GIVEN PASSAGE ::
3. Handle Security in Distributed Systems

Key Aspects:

Authentication:

  • OAuth 2.0 or OpenID Connect.
  • Use short-lived JWTs for secure communication.

Encryption:

  • TLS for communication.
  • Encrypt sensitive data at rest (e.g., AES-256).

Access Control:

  • Implement Role-Based Access Control (RBAC) or Attribute-Based Access Control (ABAC).

Auditing:

  • Log all critical actions (e.g., admin changes, data access).

Example:

  • For microservices: Use a service mesh (e.g., Istio) for encrypted communication between services.

4. Handle Millions of Events Per Second

Features:

  • Ingest, process, and store large volumes of events in real time.
  • Provide fault-tolerant and low-latency operations.

Architecture:

Data Ingestion:

  • Use Kafka or RabbitMQ for high-throughput message queues.

Processing:

  • Use Apache Flink or Apache Storm for real-time event processing.

Storage:

  • Use columnar databases like Cassandra for scalable writes.

Visualization:

  • Integrate with tools like Grafana for dashboards.

Challenges & Solutions:

  • Backpressure: Use Flow Control mechanisms in Kafka.
  • Latency: Ensure processing clusters are geographically close to data sources.

5. Design an Online Booking System like Airbnb

Key Features:

Search & Listings:

  • ElasticSearch for fast query results.
  • Ranking based on user preferences and ratings.

Availability & Booking:

  • Lock slots in the database during the transaction.
  • Use distributed locks for consistency.

Payment Integration:

  • Secure payment gateways like Stripe or PayPal.

Notifications:

  • Email/SMS alerts for booking confirmations.

WHAT YOU WILL DO ::
1. Answer these questions using the system design passage.
(a) What encryption standard is given as an example for sensitive data at rest?
(b) Which tools are suggested for real-time event processing?
(c) What is named for fast query results in the online booking system?
2. Print the part of the system design passage from "5. Design an" to "preferences and ratings.".

DATA LISTING ::
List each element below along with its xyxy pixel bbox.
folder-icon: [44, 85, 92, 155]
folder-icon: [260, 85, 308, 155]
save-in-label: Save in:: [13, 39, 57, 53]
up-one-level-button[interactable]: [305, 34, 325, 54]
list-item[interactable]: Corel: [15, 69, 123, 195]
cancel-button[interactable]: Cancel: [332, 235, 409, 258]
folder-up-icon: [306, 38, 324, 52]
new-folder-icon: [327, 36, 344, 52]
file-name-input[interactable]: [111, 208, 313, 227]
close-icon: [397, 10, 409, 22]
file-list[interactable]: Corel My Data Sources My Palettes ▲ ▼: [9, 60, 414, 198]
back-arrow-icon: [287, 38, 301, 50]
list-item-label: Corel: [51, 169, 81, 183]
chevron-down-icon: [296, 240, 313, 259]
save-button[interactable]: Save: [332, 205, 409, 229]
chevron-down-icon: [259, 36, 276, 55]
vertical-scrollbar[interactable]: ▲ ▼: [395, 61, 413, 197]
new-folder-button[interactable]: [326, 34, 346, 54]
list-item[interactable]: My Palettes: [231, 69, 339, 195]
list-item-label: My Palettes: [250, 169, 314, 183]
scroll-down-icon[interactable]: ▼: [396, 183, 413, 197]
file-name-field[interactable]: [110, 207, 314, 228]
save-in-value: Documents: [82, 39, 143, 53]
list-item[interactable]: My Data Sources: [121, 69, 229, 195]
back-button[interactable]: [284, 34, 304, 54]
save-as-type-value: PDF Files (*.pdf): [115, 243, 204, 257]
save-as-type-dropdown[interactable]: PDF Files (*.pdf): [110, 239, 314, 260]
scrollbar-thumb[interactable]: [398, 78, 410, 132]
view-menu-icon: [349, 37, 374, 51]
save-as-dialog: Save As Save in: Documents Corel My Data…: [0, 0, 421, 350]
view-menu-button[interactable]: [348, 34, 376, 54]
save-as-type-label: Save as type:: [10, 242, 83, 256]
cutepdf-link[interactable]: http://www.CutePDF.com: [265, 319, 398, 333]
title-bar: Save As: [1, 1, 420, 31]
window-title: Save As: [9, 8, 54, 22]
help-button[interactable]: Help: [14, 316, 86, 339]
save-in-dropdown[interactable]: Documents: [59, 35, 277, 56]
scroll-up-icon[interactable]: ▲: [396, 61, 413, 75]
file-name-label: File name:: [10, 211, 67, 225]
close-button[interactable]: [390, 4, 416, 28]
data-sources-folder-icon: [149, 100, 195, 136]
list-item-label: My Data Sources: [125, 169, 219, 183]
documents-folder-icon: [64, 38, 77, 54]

SOLUTION LIST ::
1.
(a) AES-256
(b) Apache Flink or Apache Storm
(c) ElasticSearch

2.
5. Design an Online Booking System like Airbnb

Key Features:

Search & Listings:

  • ElasticSearch for fast query results.
  • Ranking based on user preferences and ratings.